GIVEN PROBLEM -> Return the lines below that carry the word "variant".

[Start of ENTRIES]

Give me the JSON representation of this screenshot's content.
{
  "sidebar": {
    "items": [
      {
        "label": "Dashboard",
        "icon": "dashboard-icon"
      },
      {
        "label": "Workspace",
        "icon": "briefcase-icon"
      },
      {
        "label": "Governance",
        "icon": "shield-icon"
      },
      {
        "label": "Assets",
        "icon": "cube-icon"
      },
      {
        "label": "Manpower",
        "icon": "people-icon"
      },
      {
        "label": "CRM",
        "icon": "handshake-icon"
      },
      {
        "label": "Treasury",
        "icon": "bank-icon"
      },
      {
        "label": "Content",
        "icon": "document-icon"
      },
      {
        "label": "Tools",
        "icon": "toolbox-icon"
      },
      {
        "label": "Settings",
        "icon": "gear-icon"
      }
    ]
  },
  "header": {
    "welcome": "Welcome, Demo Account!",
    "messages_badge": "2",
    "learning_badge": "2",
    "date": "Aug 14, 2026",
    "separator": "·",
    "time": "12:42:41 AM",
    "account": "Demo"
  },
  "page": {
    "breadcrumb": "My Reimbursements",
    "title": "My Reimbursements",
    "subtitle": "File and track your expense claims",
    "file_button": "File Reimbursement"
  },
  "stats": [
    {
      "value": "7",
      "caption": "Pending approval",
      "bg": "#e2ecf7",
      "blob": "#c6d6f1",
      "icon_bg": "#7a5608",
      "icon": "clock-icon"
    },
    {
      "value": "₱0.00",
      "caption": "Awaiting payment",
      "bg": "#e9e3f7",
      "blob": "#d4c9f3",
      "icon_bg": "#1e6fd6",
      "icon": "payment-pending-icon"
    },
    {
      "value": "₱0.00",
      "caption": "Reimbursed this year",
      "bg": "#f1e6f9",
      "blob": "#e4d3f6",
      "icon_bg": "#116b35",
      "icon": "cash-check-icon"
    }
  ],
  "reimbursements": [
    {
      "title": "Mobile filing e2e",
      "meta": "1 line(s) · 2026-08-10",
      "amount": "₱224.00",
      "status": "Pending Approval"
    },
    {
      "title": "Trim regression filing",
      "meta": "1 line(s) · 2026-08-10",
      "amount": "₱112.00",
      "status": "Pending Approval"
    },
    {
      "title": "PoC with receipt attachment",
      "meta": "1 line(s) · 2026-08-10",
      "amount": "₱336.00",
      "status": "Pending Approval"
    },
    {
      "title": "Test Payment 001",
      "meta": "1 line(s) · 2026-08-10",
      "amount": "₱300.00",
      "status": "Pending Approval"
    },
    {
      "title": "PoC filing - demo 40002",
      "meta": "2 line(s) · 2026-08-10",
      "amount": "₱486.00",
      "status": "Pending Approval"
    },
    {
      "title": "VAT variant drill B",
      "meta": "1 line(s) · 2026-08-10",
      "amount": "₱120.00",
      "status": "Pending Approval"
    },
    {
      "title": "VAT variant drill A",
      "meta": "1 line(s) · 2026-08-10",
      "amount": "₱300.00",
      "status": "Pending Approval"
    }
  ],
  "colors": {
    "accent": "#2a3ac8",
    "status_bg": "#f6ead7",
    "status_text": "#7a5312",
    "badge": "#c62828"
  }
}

[End of ENTRIES]

WRITTEN SOLUTION ->
      "title": "VAT variant drill B",
      "title": "VAT variant drill A",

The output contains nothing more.